--- MATERIALS PROVIDED ---
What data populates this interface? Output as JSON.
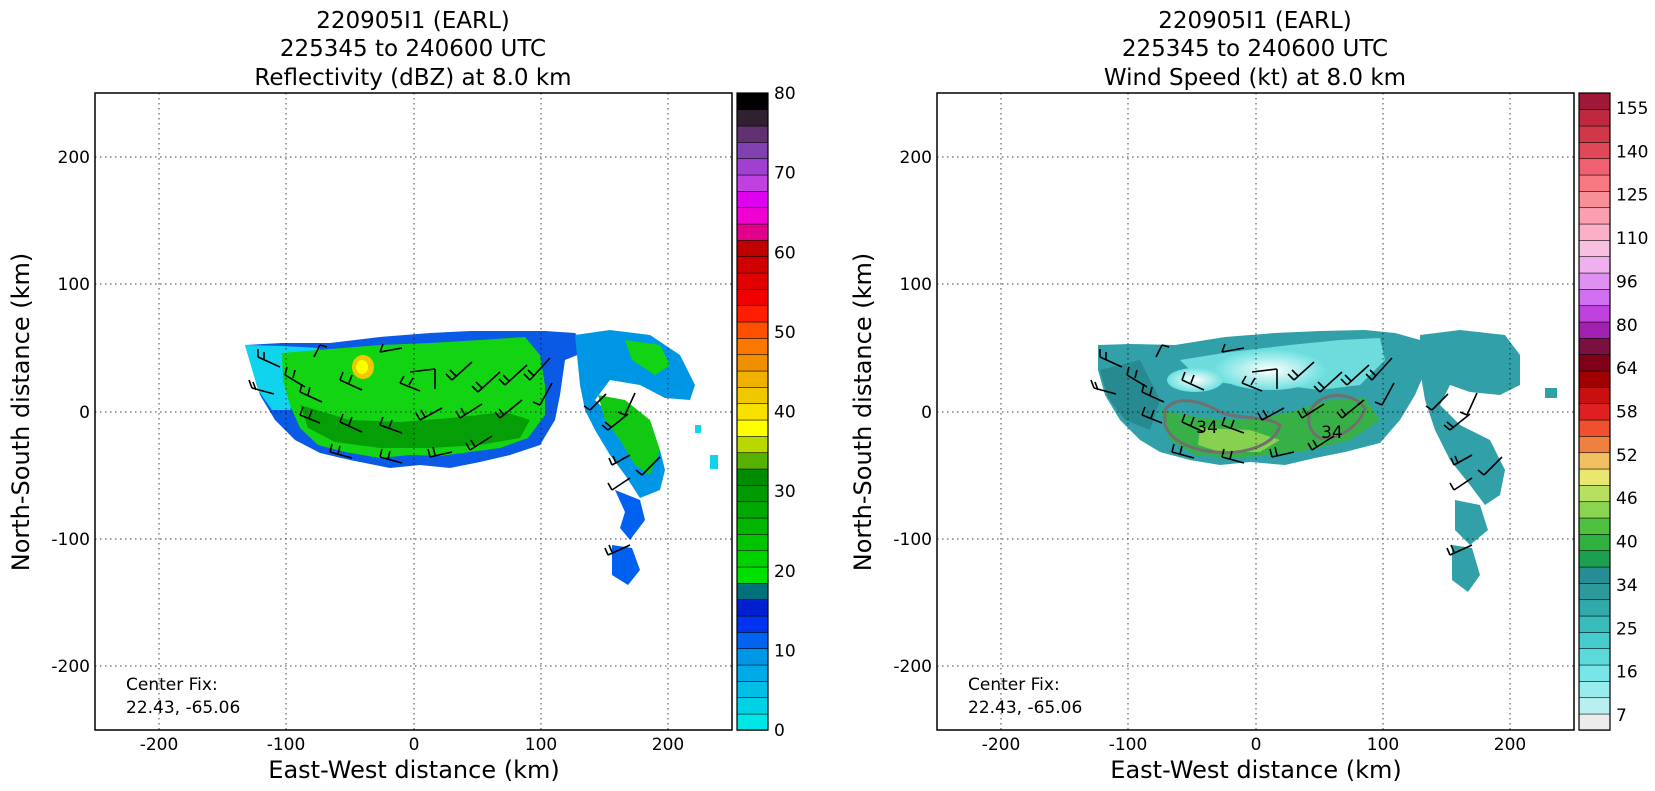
{
  "chart_data": [
    {
      "type": "heatmap",
      "title": [
        "220905I1 (EARL)",
        "225345 to 240600 UTC",
        "Reflectivity (dBZ) at 8.0 km"
      ],
      "xlabel": "East-West distance (km)",
      "ylabel": "North-South distance (km)",
      "xlim": [
        -250,
        250
      ],
      "ylim": [
        -250,
        250
      ],
      "xticks": [
        -200,
        -100,
        0,
        100,
        200
      ],
      "yticks": [
        200,
        100,
        0,
        -100,
        -200
      ],
      "grid": true,
      "annotation": [
        "Center Fix:",
        "22.43, -65.06"
      ],
      "colorbar": {
        "min": 0,
        "max": 80,
        "ticks": [
          0,
          10,
          20,
          30,
          40,
          50,
          60,
          70,
          80
        ],
        "colors": [
          "#00e6e6",
          "#00d2e6",
          "#00bee6",
          "#00aae6",
          "#0096e6",
          "#0064f0",
          "#0032f0",
          "#0020d0",
          "#00707a",
          "#00e000",
          "#00d200",
          "#00c400",
          "#00b600",
          "#00a800",
          "#009a00",
          "#008c00",
          "#58b000",
          "#b8d800",
          "#ffff00",
          "#f8e000",
          "#f0c800",
          "#f0b000",
          "#f09000",
          "#f87800",
          "#ff5000",
          "#ff1e00",
          "#f00000",
          "#e00000",
          "#d00000",
          "#c00000",
          "#e0008c",
          "#f000d2",
          "#e000f0",
          "#c040e0",
          "#a040d0",
          "#8040b0",
          "#603070",
          "#302030",
          "#000000"
        ]
      },
      "wind_barbs": true
    },
    {
      "type": "heatmap",
      "title": [
        "220905I1 (EARL)",
        "225345 to 240600 UTC",
        "Wind Speed (kt) at 8.0 km"
      ],
      "xlabel": "East-West distance (km)",
      "ylabel": "North-South distance (km)",
      "xlim": [
        -250,
        250
      ],
      "ylim": [
        -250,
        250
      ],
      "xticks": [
        -200,
        -100,
        0,
        100,
        200
      ],
      "yticks": [
        200,
        100,
        0,
        -100,
        -200
      ],
      "grid": true,
      "annotation": [
        "Center Fix:",
        "22.43, -65.06"
      ],
      "contour_labels": [
        "34",
        "34"
      ],
      "colorbar": {
        "ticks_top_to_bottom": [
          "155",
          "140",
          "125",
          "110",
          "96",
          "80",
          "64",
          "58",
          "52",
          "46",
          "40",
          "34",
          "25",
          "16",
          "7"
        ],
        "colors_bottom_to_top": [
          "#ececec",
          "#b8f0f0",
          "#98ecec",
          "#78e6e6",
          "#5cdada",
          "#46cccc",
          "#38bcbc",
          "#30aaaa",
          "#2c9a9a",
          "#288c94",
          "#1ca050",
          "#30b040",
          "#50c040",
          "#8cd450",
          "#b8e060",
          "#e8e870",
          "#f0c060",
          "#f08040",
          "#f05030",
          "#e02020",
          "#c81010",
          "#a00000",
          "#800018",
          "#7a1040",
          "#a020b0",
          "#c040e0",
          "#d070f0",
          "#e090f0",
          "#f0b0f0",
          "#f8c0e0",
          "#fcb0c8",
          "#fca0b0",
          "#f89098",
          "#f87880",
          "#f06070",
          "#e04858",
          "#d03848",
          "#c02840",
          "#a01838"
        ]
      },
      "wind_barbs": true
    }
  ]
}
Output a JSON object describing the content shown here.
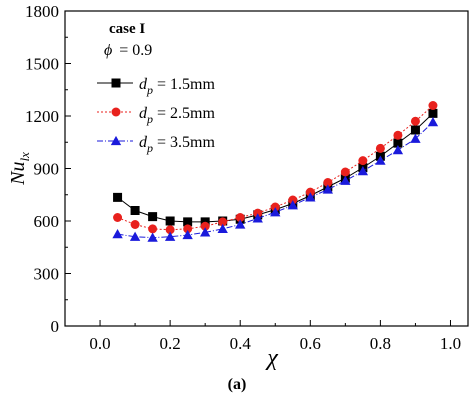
{
  "chart_data": {
    "type": "line",
    "caption": "(a)",
    "annotations": {
      "case_label": "case I",
      "phi_symbol": "ϕ",
      "phi_value": "= 0.9"
    },
    "xlabel": "χ",
    "ylabel_main": "Nu",
    "ylabel_sub": "lx",
    "xlim": [
      -0.1,
      1.05
    ],
    "ylim": [
      0,
      1800
    ],
    "x_ticks": [
      0.0,
      0.2,
      0.4,
      0.6,
      0.8,
      1.0
    ],
    "x_tick_labels": [
      "0.0",
      "0.2",
      "0.4",
      "0.6",
      "0.8",
      "1.0"
    ],
    "y_ticks": [
      0,
      300,
      600,
      900,
      1200,
      1500,
      1800
    ],
    "y_tick_labels": [
      "0",
      "300",
      "600",
      "900",
      "1200",
      "1500",
      "1800"
    ],
    "grid": false,
    "legend_position": "top-left",
    "legend_symbol_main": "d",
    "legend_symbol_sub": "p",
    "x": [
      0.05,
      0.1,
      0.15,
      0.2,
      0.25,
      0.3,
      0.35,
      0.4,
      0.45,
      0.5,
      0.55,
      0.6,
      0.65,
      0.7,
      0.75,
      0.8,
      0.85,
      0.9,
      0.95
    ],
    "series": [
      {
        "legend_value": "= 1.5mm",
        "color": "#000000",
        "marker": "square",
        "line_style": "solid",
        "values": [
          735,
          660,
          625,
          600,
          595,
          595,
          600,
          610,
          635,
          665,
          700,
          745,
          795,
          845,
          905,
          970,
          1045,
          1120,
          1215
        ]
      },
      {
        "legend_value": "= 2.5mm",
        "color": "#e8211d",
        "marker": "circle",
        "line_style": "dotted",
        "values": [
          620,
          580,
          555,
          550,
          555,
          570,
          595,
          620,
          645,
          680,
          720,
          765,
          820,
          880,
          945,
          1015,
          1090,
          1170,
          1260
        ]
      },
      {
        "legend_value": "= 3.5mm",
        "color": "#1a1adb",
        "marker": "triangle",
        "line_style": "dashdot",
        "values": [
          525,
          510,
          505,
          510,
          520,
          535,
          555,
          580,
          615,
          650,
          690,
          735,
          780,
          830,
          885,
          945,
          1005,
          1070,
          1165
        ]
      }
    ]
  }
}
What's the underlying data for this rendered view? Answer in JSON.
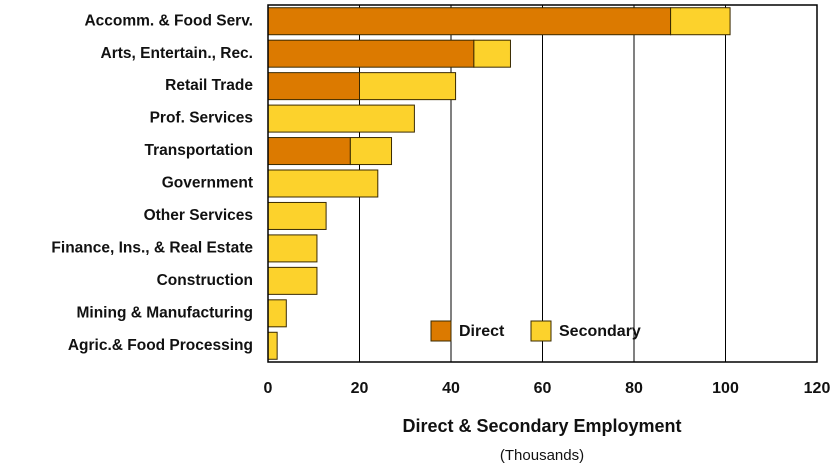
{
  "chart_data": {
    "type": "stacked-barh",
    "categories": [
      "Accomm. & Food Serv.",
      "Arts, Entertain., Rec.",
      "Retail Trade",
      "Prof. Services",
      "Transportation",
      "Government",
      "Other Services",
      "Finance, Ins., & Real Estate",
      "Construction",
      "Mining & Manufacturing",
      "Agric.& Food Processing"
    ],
    "series": [
      {
        "name": "Direct",
        "color": "#dc7a00",
        "values": [
          88,
          45,
          20,
          0,
          18,
          0,
          0,
          0,
          0,
          0,
          0
        ]
      },
      {
        "name": "Secondary",
        "color": "#fcd22c",
        "values": [
          13,
          8,
          21,
          32,
          9,
          24,
          12.7,
          10.7,
          10.7,
          4,
          2
        ]
      }
    ],
    "xlim": [
      0,
      120
    ],
    "xticks": [
      0,
      20,
      40,
      60,
      80,
      100,
      120
    ],
    "grid": true,
    "xlabel": "Direct & Secondary Employment",
    "xlabel_sub": "(Thousands)"
  }
}
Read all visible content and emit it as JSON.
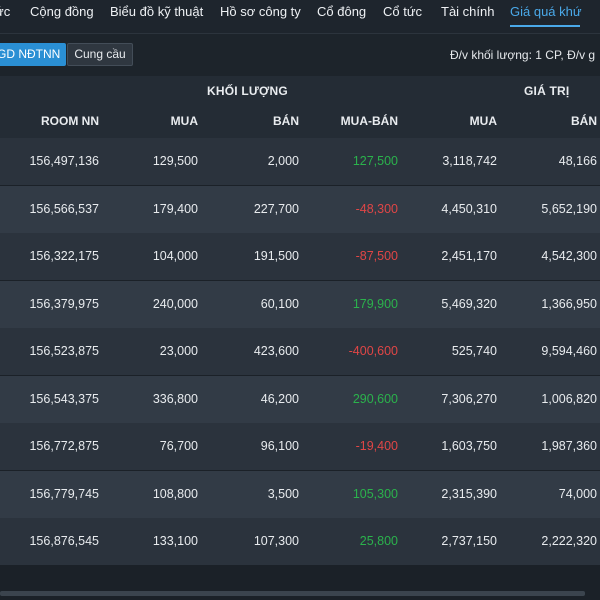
{
  "nav": {
    "items": [
      "ức",
      "Cộng đồng",
      "Biểu đồ kỹ thuật",
      "Hồ sơ công ty",
      "Cổ đông",
      "Cổ tức",
      "Tài chính",
      "Giá quá khứ"
    ],
    "active_index": 7
  },
  "toolbar": {
    "primary_tab": "GD NĐTNN",
    "secondary_tab": "Cung cầu",
    "unit_note": "Đ/v khối lượng: 1 CP, Đ/v g"
  },
  "table": {
    "group_headers": {
      "volume": "KHỐI LƯỢNG",
      "value": "GIÁ TRỊ"
    },
    "columns": [
      "ROOM NN",
      "MUA",
      "BÁN",
      "MUA-BÁN",
      "MUA",
      "BÁN"
    ],
    "rows": [
      {
        "room": "156,497,136",
        "buy_vol": "129,500",
        "sell_vol": "2,000",
        "net_vol": "127,500",
        "net_sign": "pos",
        "buy_val": "3,118,742",
        "sell_val": "48,166"
      },
      {
        "room": "156,566,537",
        "buy_vol": "179,400",
        "sell_vol": "227,700",
        "net_vol": "-48,300",
        "net_sign": "neg",
        "buy_val": "4,450,310",
        "sell_val": "5,652,190"
      },
      {
        "room": "156,322,175",
        "buy_vol": "104,000",
        "sell_vol": "191,500",
        "net_vol": "-87,500",
        "net_sign": "neg",
        "buy_val": "2,451,170",
        "sell_val": "4,542,300"
      },
      {
        "room": "156,379,975",
        "buy_vol": "240,000",
        "sell_vol": "60,100",
        "net_vol": "179,900",
        "net_sign": "pos",
        "buy_val": "5,469,320",
        "sell_val": "1,366,950"
      },
      {
        "room": "156,523,875",
        "buy_vol": "23,000",
        "sell_vol": "423,600",
        "net_vol": "-400,600",
        "net_sign": "neg",
        "buy_val": "525,740",
        "sell_val": "9,594,460"
      },
      {
        "room": "156,543,375",
        "buy_vol": "336,800",
        "sell_vol": "46,200",
        "net_vol": "290,600",
        "net_sign": "pos",
        "buy_val": "7,306,270",
        "sell_val": "1,006,820"
      },
      {
        "room": "156,772,875",
        "buy_vol": "76,700",
        "sell_vol": "96,100",
        "net_vol": "-19,400",
        "net_sign": "neg",
        "buy_val": "1,603,750",
        "sell_val": "1,987,360"
      },
      {
        "room": "156,779,745",
        "buy_vol": "108,800",
        "sell_vol": "3,500",
        "net_vol": "105,300",
        "net_sign": "pos",
        "buy_val": "2,315,390",
        "sell_val": "74,000"
      },
      {
        "room": "156,876,545",
        "buy_vol": "133,100",
        "sell_vol": "107,300",
        "net_vol": "25,800",
        "net_sign": "pos",
        "buy_val": "2,737,150",
        "sell_val": "2,222,320"
      }
    ]
  },
  "colors": {
    "accent": "#4aa9e9",
    "positive": "#2bb24c",
    "negative": "#e04646"
  }
}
---
**TASK REQUIREMENTS**. Copy every line in the records above that contains the word "content".

**FULL SOLUTION**.
Output a JSON object describing the content shown here.
Read all visible content and emit it as JSON.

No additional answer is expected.